## What is being asked
Scan the material below for the string "moyen", and copy every line where it shows up.

## Extracted information
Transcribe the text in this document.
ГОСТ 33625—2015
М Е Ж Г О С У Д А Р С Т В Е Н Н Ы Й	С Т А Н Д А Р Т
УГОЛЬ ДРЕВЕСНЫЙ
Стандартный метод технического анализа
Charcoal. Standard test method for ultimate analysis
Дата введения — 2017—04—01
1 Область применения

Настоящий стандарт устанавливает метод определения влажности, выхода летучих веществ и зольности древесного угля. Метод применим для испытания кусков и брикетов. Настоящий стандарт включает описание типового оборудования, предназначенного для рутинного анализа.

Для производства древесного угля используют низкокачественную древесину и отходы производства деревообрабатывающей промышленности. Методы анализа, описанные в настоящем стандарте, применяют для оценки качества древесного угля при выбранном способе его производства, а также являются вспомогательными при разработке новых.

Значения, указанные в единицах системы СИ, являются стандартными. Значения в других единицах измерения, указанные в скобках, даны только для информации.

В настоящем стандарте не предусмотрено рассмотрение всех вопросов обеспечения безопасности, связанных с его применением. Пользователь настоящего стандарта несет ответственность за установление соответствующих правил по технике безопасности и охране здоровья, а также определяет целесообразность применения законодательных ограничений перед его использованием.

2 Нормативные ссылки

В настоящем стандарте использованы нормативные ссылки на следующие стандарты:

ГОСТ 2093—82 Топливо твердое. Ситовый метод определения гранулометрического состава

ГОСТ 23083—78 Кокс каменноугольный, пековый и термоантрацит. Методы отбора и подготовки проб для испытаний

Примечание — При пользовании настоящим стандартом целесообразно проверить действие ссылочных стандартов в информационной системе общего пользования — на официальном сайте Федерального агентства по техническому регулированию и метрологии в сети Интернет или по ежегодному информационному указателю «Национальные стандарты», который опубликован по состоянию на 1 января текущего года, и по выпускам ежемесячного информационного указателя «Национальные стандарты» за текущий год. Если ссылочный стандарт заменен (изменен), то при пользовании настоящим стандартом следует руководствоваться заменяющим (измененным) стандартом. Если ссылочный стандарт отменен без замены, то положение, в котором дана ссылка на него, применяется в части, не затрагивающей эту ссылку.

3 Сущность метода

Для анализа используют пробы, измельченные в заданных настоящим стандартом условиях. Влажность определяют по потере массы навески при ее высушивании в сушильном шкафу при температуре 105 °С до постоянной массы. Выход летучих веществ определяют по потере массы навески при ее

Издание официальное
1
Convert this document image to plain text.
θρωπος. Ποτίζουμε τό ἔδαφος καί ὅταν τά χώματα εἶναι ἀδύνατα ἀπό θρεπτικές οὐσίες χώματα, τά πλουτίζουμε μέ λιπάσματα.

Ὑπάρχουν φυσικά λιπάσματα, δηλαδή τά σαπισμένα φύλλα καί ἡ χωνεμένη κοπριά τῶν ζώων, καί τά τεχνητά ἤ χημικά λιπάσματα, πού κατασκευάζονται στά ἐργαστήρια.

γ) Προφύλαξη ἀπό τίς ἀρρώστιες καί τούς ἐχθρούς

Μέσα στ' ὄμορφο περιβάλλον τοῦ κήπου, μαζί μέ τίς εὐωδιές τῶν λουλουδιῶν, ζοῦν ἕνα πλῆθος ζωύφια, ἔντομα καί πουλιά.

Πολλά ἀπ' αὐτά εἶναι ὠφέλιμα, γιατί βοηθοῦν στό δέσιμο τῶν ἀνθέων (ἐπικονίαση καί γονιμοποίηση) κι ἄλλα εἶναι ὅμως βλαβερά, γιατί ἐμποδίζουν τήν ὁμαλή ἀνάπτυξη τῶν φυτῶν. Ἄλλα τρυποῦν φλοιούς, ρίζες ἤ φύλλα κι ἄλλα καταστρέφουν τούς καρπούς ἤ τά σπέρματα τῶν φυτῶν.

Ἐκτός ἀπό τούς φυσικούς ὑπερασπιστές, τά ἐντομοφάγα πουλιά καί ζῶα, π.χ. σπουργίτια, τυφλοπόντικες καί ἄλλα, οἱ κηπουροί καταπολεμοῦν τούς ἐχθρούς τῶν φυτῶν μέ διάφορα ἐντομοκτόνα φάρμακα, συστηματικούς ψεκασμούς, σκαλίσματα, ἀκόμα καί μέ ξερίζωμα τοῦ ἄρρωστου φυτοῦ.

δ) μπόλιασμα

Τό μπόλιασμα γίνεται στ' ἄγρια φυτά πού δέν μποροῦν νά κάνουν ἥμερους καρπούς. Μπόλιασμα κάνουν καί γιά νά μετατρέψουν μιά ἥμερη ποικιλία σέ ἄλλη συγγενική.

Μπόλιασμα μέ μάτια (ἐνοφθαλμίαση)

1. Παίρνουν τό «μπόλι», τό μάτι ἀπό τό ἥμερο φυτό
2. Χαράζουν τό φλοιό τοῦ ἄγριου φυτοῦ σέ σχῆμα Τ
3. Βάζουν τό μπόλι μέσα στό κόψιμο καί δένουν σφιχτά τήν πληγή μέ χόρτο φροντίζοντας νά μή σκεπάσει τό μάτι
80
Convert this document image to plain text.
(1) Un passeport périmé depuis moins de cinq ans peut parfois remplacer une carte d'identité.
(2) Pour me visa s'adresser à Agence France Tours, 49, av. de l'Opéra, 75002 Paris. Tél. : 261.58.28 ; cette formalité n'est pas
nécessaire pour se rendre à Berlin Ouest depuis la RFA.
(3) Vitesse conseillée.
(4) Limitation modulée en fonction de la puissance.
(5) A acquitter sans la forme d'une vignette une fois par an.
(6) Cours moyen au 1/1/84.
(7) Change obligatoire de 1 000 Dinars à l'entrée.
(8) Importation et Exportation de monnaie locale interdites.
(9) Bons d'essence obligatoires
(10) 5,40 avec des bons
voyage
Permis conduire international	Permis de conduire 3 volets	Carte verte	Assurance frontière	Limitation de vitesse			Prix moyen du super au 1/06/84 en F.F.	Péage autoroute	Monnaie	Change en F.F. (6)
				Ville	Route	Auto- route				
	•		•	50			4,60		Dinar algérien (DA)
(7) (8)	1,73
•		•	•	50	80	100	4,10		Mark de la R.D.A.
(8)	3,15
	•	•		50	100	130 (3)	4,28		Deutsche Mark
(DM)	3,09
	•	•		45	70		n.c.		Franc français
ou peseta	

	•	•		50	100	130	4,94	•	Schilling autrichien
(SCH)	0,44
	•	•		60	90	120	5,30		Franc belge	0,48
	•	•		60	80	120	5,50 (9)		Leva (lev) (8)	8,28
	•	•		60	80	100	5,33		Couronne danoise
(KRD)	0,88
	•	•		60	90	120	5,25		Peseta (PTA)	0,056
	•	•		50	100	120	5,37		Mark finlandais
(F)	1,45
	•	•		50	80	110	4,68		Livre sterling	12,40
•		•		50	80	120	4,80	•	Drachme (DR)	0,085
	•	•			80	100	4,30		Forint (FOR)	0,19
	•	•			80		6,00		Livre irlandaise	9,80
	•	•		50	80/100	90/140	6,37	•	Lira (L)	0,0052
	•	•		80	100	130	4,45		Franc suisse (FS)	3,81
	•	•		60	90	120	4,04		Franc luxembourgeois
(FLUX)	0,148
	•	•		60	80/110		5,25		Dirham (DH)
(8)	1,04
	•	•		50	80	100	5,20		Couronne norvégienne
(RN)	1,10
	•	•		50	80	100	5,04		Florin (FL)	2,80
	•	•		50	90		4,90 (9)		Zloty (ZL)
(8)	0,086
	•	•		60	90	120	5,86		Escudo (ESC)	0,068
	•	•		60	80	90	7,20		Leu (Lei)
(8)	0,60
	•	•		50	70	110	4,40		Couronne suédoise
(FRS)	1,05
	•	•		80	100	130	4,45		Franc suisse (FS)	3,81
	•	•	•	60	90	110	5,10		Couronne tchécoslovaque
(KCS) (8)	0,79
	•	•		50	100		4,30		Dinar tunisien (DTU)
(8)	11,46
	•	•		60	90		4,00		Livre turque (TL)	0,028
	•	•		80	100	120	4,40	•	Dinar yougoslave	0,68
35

## Solution to this task
(6) Cours moyen au 1/1/84.
Permis conduire international	Permis de conduire 3 volets	Carte verte	Assurance frontière	Limitation de vitesse			Prix moyen du super au 1/06/84 en F.F.	Péage autoroute	Monnaie	Change en F.F. (6)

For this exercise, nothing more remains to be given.